(Stored data)
## start

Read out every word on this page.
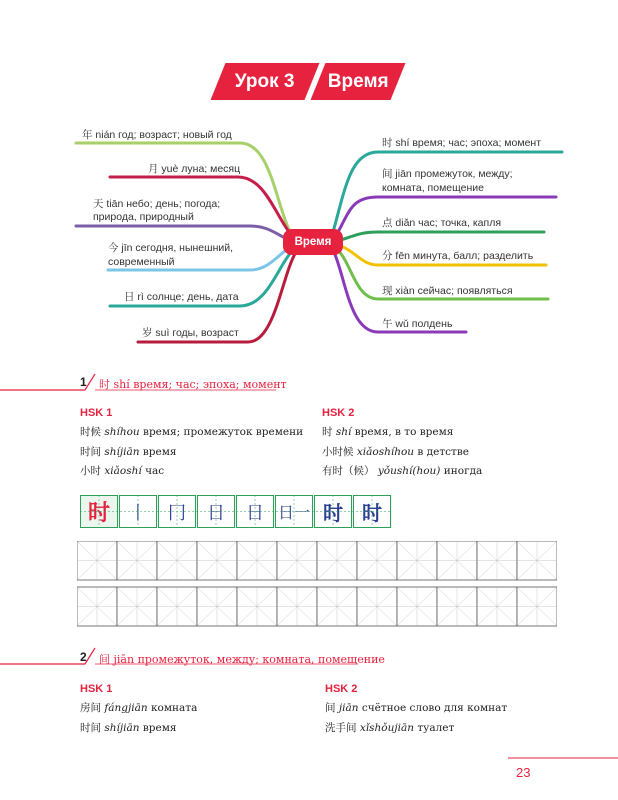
Урок 3 Время
Время
年 nián год; возраст; новый год
月 yuè луна; месяц
天 tiān небо; день; погода;
природа, природный
今 jīn сегодня, нынешний,
современный
日 rì солнце; день, дата
岁 suì годы, возраст
时 shí время; час; эпоха; момент
间 jiān промежуток, между;
комната, помещение
点 diǎn час; точка, капля
分 fēn минута, балл; разделить
现 xiàn сейчас; появляться
午 wǔ полдень
1 时 shí время; час; эпоха; момент
HSK 1	HSK 2
时候 shíhou время; промежуток времени
时间 shíjiān время
小时 xiǎoshí час
时 shí время, в то время
小时候 xiǎoshíhou в детстве
有时（候） yǒushí(hou) иногда
时 丨 冂 日 日 日一 时 时
2 间 jiān промежуток, между; комната, помещение
HSK 1	HSK 2
房间 fángjiān комната
时间 shíjiān время
间 jiān счётное слово для комнат
洗手间 xǐshǒujiān туалет
23
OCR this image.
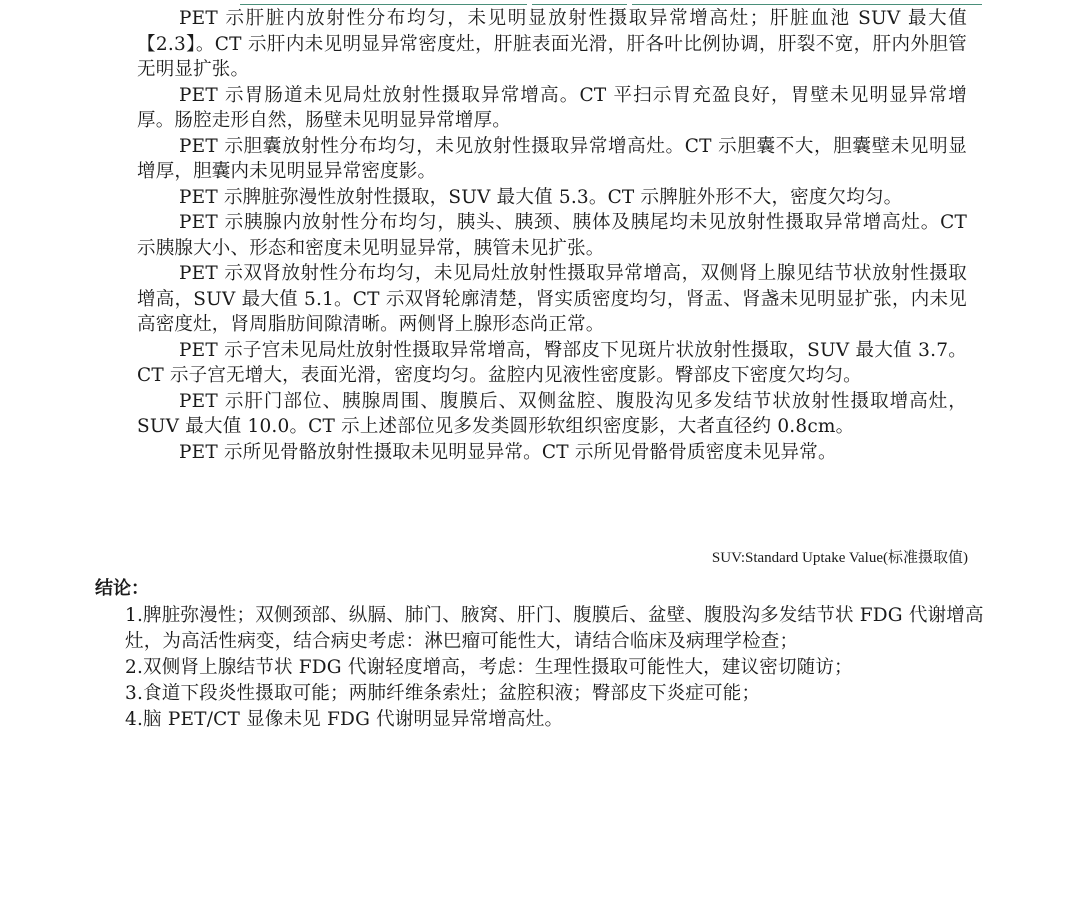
PET 示肝脏内放射性分布均匀，未见明显放射性摄取异常增高灶；肝脏血池 SUV 最大值【2.3】。CT 示肝内未见明显异常密度灶，肝脏表面光滑，肝各叶比例协调，肝裂不宽，肝内外胆管无明显扩张。

PET 示胃肠道未见局灶放射性摄取异常增高。CT 平扫示胃充盈良好，胃壁未见明显异常增厚。肠腔走形自然，肠壁未见明显异常增厚。

PET 示胆囊放射性分布均匀，未见放射性摄取异常增高灶。CT 示胆囊不大，胆囊壁未见明显增厚，胆囊内未见明显异常密度影。

PET 示脾脏弥漫性放射性摄取，SUV 最大值 5.3。CT 示脾脏外形不大，密度欠均匀。

PET 示胰腺内放射性分布均匀，胰头、胰颈、胰体及胰尾均未见放射性摄取异常增高灶。CT 示胰腺大小、形态和密度未见明显异常，胰管未见扩张。

PET 示双肾放射性分布均匀，未见局灶放射性摄取异常增高，双侧肾上腺见结节状放射性摄取增高，SUV 最大值 5.1。CT 示双肾轮廓清楚，肾实质密度均匀，肾盂、肾盏未见明显扩张，内未见高密度灶，肾周脂肪间隙清晰。两侧肾上腺形态尚正常。

PET 示子宫未见局灶放射性摄取异常增高，臀部皮下见斑片状放射性摄取，SUV 最大值 3.7。CT 示子宫无增大，表面光滑，密度均匀。盆腔内见液性密度影。臀部皮下密度欠均匀。

PET 示肝门部位、胰腺周围、腹膜后、双侧盆腔、腹股沟见多发结节状放射性摄取增高灶，SUV 最大值 10.0。CT 示上述部位见多发类圆形软组织密度影，大者直径约 0.8cm。

PET 示所见骨骼放射性摄取未见明显异常。CT 示所见骨骼骨质密度未见异常。

SUV:Standard Uptake Value(标准摄取值)
结论：

1.脾脏弥漫性；双侧颈部、纵膈、肺门、腋窝、肝门、腹膜后、盆壁、腹股沟多发结节状 FDG 代谢增高灶，为高活性病变，结合病史考虑：淋巴瘤可能性大，请结合临床及病理学检查；

2.双侧肾上腺结节状 FDG 代谢轻度增高，考虑：生理性摄取可能性大，建议密切随访；

3.食道下段炎性摄取可能；两肺纤维条索灶；盆腔积液；臀部皮下炎症可能；

4.脑 PET/CT 显像未见 FDG 代谢明显异常增高灶。
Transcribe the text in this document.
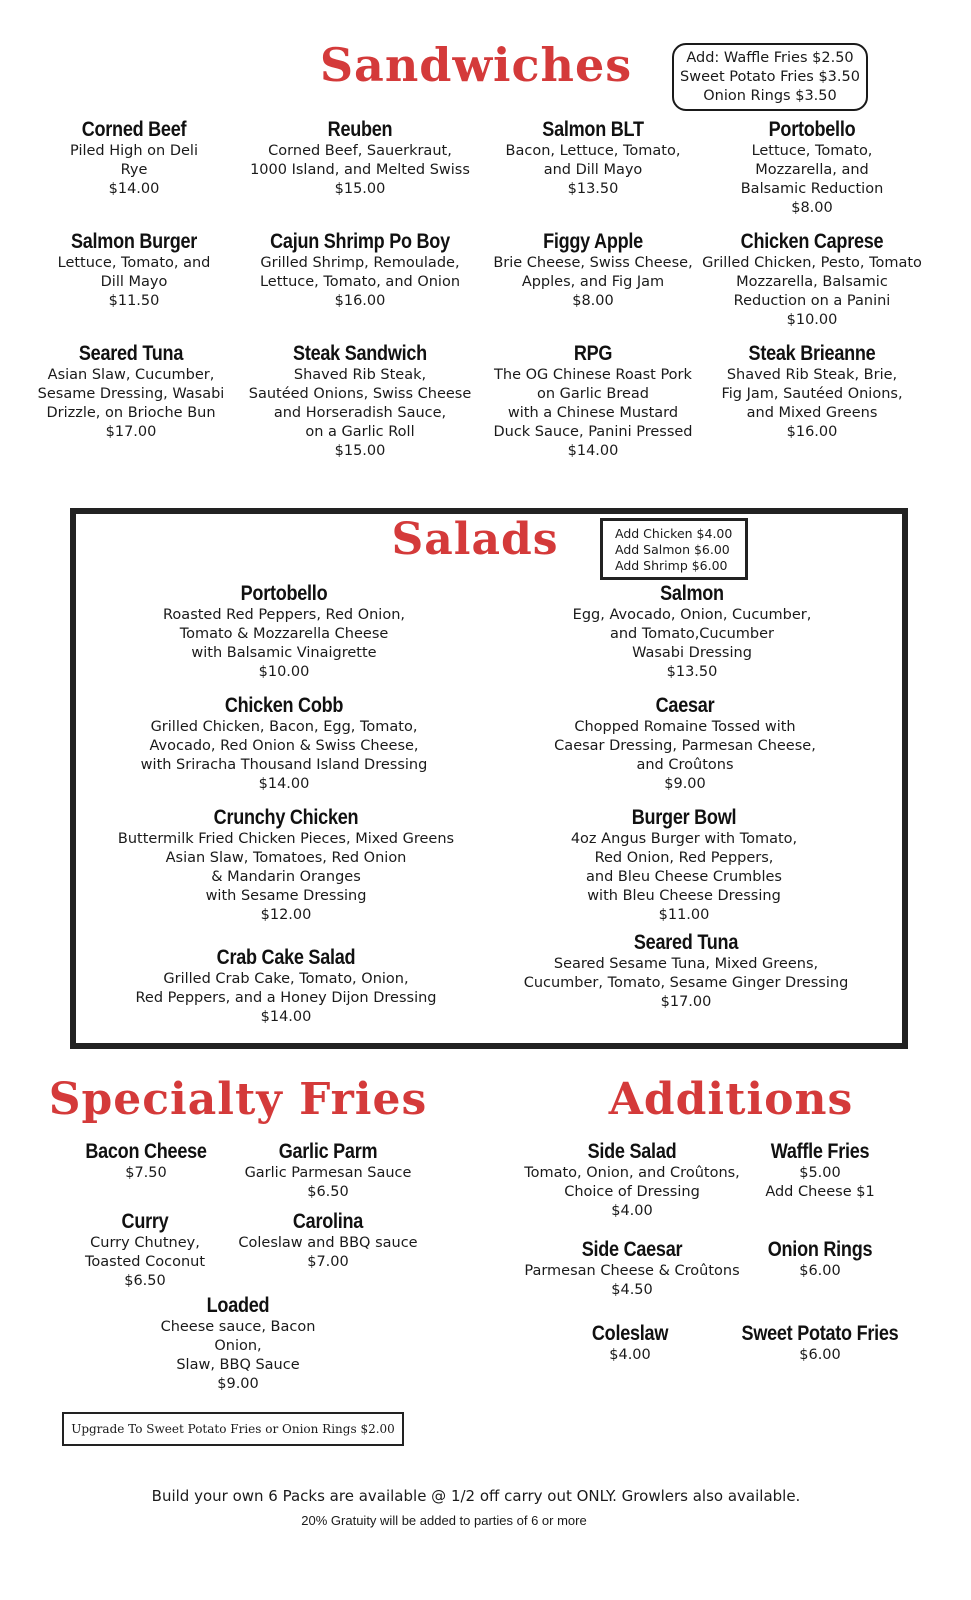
Sandwiches	Add: Waffle Fries $2.50
Sweet Potato Fries $3.50
Onion Rings $3.50
Corned Beef
Piled High on Deli
Rye
$14.00
Reuben
Corned Beef, Sauerkraut,
1000 Island, and Melted Swiss
$15.00
Salmon BLT
Bacon, Lettuce, Tomato,
and Dill Mayo
$13.50
Portobello
Lettuce, Tomato,
Mozzarella, and
Balsamic Reduction
$8.00
Salmon Burger
Lettuce, Tomato, and
Dill Mayo
$11.50
Cajun Shrimp Po Boy
Grilled Shrimp, Remoulade,
Lettuce, Tomato, and Onion
$16.00
Figgy Apple
Brie Cheese, Swiss Cheese,
Apples, and Fig Jam
$8.00
Chicken Caprese
Grilled Chicken, Pesto, Tomato
Mozzarella, Balsamic
Reduction on a Panini
$10.00
Seared Tuna
Asian Slaw, Cucumber,
Sesame Dressing, Wasabi
Drizzle, on Brioche Bun
$17.00
Steak Sandwich
Shaved Rib Steak,
Sautéed Onions, Swiss Cheese
and Horseradish Sauce,
on a Garlic Roll
$15.00
RPG
The OG Chinese Roast Pork
on Garlic Bread
with a Chinese Mustard
Duck Sauce, Panini Pressed
$14.00
Steak Brieanne
Shaved Rib Steak, Brie,
Fig Jam, Sautéed Onions,
and Mixed Greens
$16.00
Salads	Add Chicken $4.00
Add Salmon $6.00
Add Shrimp $6.00
Portobello
Roasted Red Peppers, Red Onion,
Tomato & Mozzarella Cheese
with Balsamic Vinaigrette
$10.00
Salmon
Egg, Avocado, Onion, Cucumber,
and Tomato,Cucumber
Wasabi Dressing
$13.50
Chicken Cobb
Grilled Chicken, Bacon, Egg, Tomato,
Avocado, Red Onion & Swiss Cheese,
with Sriracha Thousand Island Dressing
$14.00
Caesar
Chopped Romaine Tossed with
Caesar Dressing, Parmesan Cheese,
and Croûtons
$9.00
Crunchy Chicken
Buttermilk Fried Chicken Pieces, Mixed Greens
Asian Slaw, Tomatoes, Red Onion
& Mandarin Oranges
with Sesame Dressing
$12.00
Burger Bowl
4oz Angus Burger with Tomato,
Red Onion, Red Peppers,
and Bleu Cheese Crumbles
with Bleu Cheese Dressing
$11.00
Crab Cake Salad
Grilled Crab Cake, Tomato, Onion,
Red Peppers, and a Honey Dijon Dressing
$14.00
Seared Tuna
Seared Sesame Tuna, Mixed Greens,
Cucumber, Tomato, Sesame Ginger Dressing
$17.00
Specialty Fries
Bacon Cheese
$7.50
Garlic Parm
Garlic Parmesan Sauce
$6.50
Curry
Curry Chutney,
Toasted Coconut
$6.50
Carolina
Coleslaw and BBQ sauce
$7.00
Loaded
Cheese sauce, Bacon
Onion,
Slaw, BBQ Sauce
$9.00
Upgrade To Sweet Potato Fries or Onion Rings $2.00
Additions
Side Salad
Tomato, Onion, and Croûtons,
Choice of Dressing
$4.00
Waffle Fries
$5.00
Add Cheese $1
Side Caesar
Parmesan Cheese & Croûtons
$4.50
Onion Rings
$6.00
Coleslaw
$4.00
Sweet Potato Fries
$6.00
Build your own 6 Packs are available @ 1/2 off carry out ONLY. Growlers also available.
20% Gratuity will be added to parties of 6 or more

## end

EXERCISE AIM:
All records above are to be printed exactly, minus the pictures they contain.

RESULT OF THE EXERCISE:
Read out every word on this page.
Урок 3 Время
Время
年 nián год; возраст; новый год
月 yuè луна; месяц
天 tiān небо; день; погода;
природа, природный
今 jīn сегодня, нынешний,
современный
日 rì солнце; день, дата
岁 suì годы, возраст
时 shí время; час; эпоха; момент
间 jiān промежуток, между;
комната, помещение
点 diǎn час; точка, капля
分 fēn минута, балл; разделить
现 xiàn сейчас; появляться
午 wǔ полдень
1 时 shí время; час; эпоха; момент
HSK 1	HSK 2
时候 shíhou время; промежуток времени
时间 shíjiān время
小时 xiǎoshí час
时 shí время, в то время
小时候 xiǎoshíhou в детстве
有时（候） yǒushí(hou) иногда
时 丨 冂 日 日 日一 时 时
2 间 jiān промежуток, между; комната, помещение
HSK 1	HSK 2
房间 fángjiān комната
时间 shíjiān время
间 jiān счётное слово для комнат
洗手间 xǐshǒujiān туалет
23
OCR this image.
PET 示肝脏内放射性分布均匀，未见明显放射性摄取异常增高灶；肝脏血池 SUV 最大值【2.3】。CT 示肝内未见明显异常密度灶，肝脏表面光滑，肝各叶比例协调，肝裂不宽，肝内外胆管无明显扩张。

PET 示胃肠道未见局灶放射性摄取异常增高。CT 平扫示胃充盈良好，胃壁未见明显异常增厚。肠腔走形自然，肠壁未见明显异常增厚。

PET 示胆囊放射性分布均匀，未见放射性摄取异常增高灶。CT 示胆囊不大，胆囊壁未见明显增厚，胆囊内未见明显异常密度影。

PET 示脾脏弥漫性放射性摄取，SUV 最大值 5.3。CT 示脾脏外形不大，密度欠均匀。

PET 示胰腺内放射性分布均匀，胰头、胰颈、胰体及胰尾均未见放射性摄取异常增高灶。CT 示胰腺大小、形态和密度未见明显异常，胰管未见扩张。

PET 示双肾放射性分布均匀，未见局灶放射性摄取异常增高，双侧肾上腺见结节状放射性摄取增高，SUV 最大值 5.1。CT 示双肾轮廓清楚，肾实质密度均匀，肾盂、肾盏未见明显扩张，内未见高密度灶，肾周脂肪间隙清晰。两侧肾上腺形态尚正常。

PET 示子宫未见局灶放射性摄取异常增高，臀部皮下见斑片状放射性摄取，SUV 最大值 3.7。CT 示子宫无增大，表面光滑，密度均匀。盆腔内见液性密度影。臀部皮下密度欠均匀。

PET 示肝门部位、胰腺周围、腹膜后、双侧盆腔、腹股沟见多发结节状放射性摄取增高灶，SUV 最大值 10.0。CT 示上述部位见多发类圆形软组织密度影，大者直径约 0.8cm。

PET 示所见骨骼放射性摄取未见明显异常。CT 示所见骨骼骨质密度未见异常。

SUV:Standard Uptake Value(标准摄取值)
结论：

1.脾脏弥漫性；双侧颈部、纵膈、肺门、腋窝、肝门、腹膜后、盆壁、腹股沟多发结节状 FDG 代谢增高灶，为高活性病变，结合病史考虑：淋巴瘤可能性大，请结合临床及病理学检查；

2.双侧肾上腺结节状 FDG 代谢轻度增高，考虑：生理性摄取可能性大，建议密切随访；

3.食道下段炎性摄取可能；两肺纤维条索灶；盆腔积液；臀部皮下炎症可能；

4.脑 PET/CT 显像未见 FDG 代谢明显异常增高灶。
Transcribe the text in this document.
Sandwiches	Add: Waffle Fries $2.50
Sweet Potato Fries $3.50
Onion Rings $3.50
Corned Beef
Piled High on Deli
Rye
$14.00
Reuben
Corned Beef, Sauerkraut,
1000 Island, and Melted Swiss
$15.00
Salmon BLT
Bacon, Lettuce, Tomato,
and Dill Mayo
$13.50
Portobello
Lettuce, Tomato,
Mozzarella, and
Balsamic Reduction
$8.00
Salmon Burger
Lettuce, Tomato, and
Dill Mayo
$11.50
Cajun Shrimp Po Boy
Grilled Shrimp, Remoulade,
Lettuce, Tomato, and Onion
$16.00
Figgy Apple
Brie Cheese, Swiss Cheese,
Apples, and Fig Jam
$8.00
Chicken Caprese
Grilled Chicken, Pesto, Tomato
Mozzarella, Balsamic
Reduction on a Panini
$10.00
Seared Tuna
Asian Slaw, Cucumber,
Sesame Dressing, Wasabi
Drizzle, on Brioche Bun
$17.00
Steak Sandwich
Shaved Rib Steak,
Sautéed Onions, Swiss Cheese
and Horseradish Sauce,
on a Garlic Roll
$15.00
RPG
The OG Chinese Roast Pork
on Garlic Bread
with a Chinese Mustard
Duck Sauce, Panini Pressed
$14.00
Steak Brieanne
Shaved Rib Steak, Brie,
Fig Jam, Sautéed Onions,
and Mixed Greens
$16.00
Salads	Add Chicken $4.00
Add Salmon $6.00
Add Shrimp $6.00
Portobello
Roasted Red Peppers, Red Onion,
Tomato & Mozzarella Cheese
with Balsamic Vinaigrette
$10.00
Salmon
Egg, Avocado, Onion, Cucumber,
and Tomato,Cucumber
Wasabi Dressing
$13.50
Chicken Cobb
Grilled Chicken, Bacon, Egg, Tomato,
Avocado, Red Onion & Swiss Cheese,
with Sriracha Thousand Island Dressing
$14.00
Caesar
Chopped Romaine Tossed with
Caesar Dressing, Parmesan Cheese,
and Croûtons
$9.00
Crunchy Chicken
Buttermilk Fried Chicken Pieces, Mixed Greens
Asian Slaw, Tomatoes, Red Onion
& Mandarin Oranges
with Sesame Dressing
$12.00
Burger Bowl
4oz Angus Burger with Tomato,
Red Onion, Red Peppers,
and Bleu Cheese Crumbles
with Bleu Cheese Dressing
$11.00
Crab Cake Salad
Grilled Crab Cake, Tomato, Onion,
Red Peppers, and a Honey Dijon Dressing
$14.00
Seared Tuna
Seared Sesame Tuna, Mixed Greens,
Cucumber, Tomato, Sesame Ginger Dressing
$17.00
Specialty Fries
Bacon Cheese
$7.50
Garlic Parm
Garlic Parmesan Sauce
$6.50
Curry
Curry Chutney,
Toasted Coconut
$6.50
Carolina
Coleslaw and BBQ sauce
$7.00
Loaded
Cheese sauce, Bacon
Onion,
Slaw, BBQ Sauce
$9.00
Upgrade To Sweet Potato Fries or Onion Rings $2.00
Additions
Side Salad
Tomato, Onion, and Croûtons,
Choice of Dressing
$4.00
Waffle Fries
$5.00
Add Cheese $1
Side Caesar
Parmesan Cheese & Croûtons
$4.50
Onion Rings
$6.00
Coleslaw
$4.00
Sweet Potato Fries
$6.00
Build your own 6 Packs are available @ 1/2 off carry out ONLY. Growlers also available.
20% Gratuity will be added to parties of 6 or more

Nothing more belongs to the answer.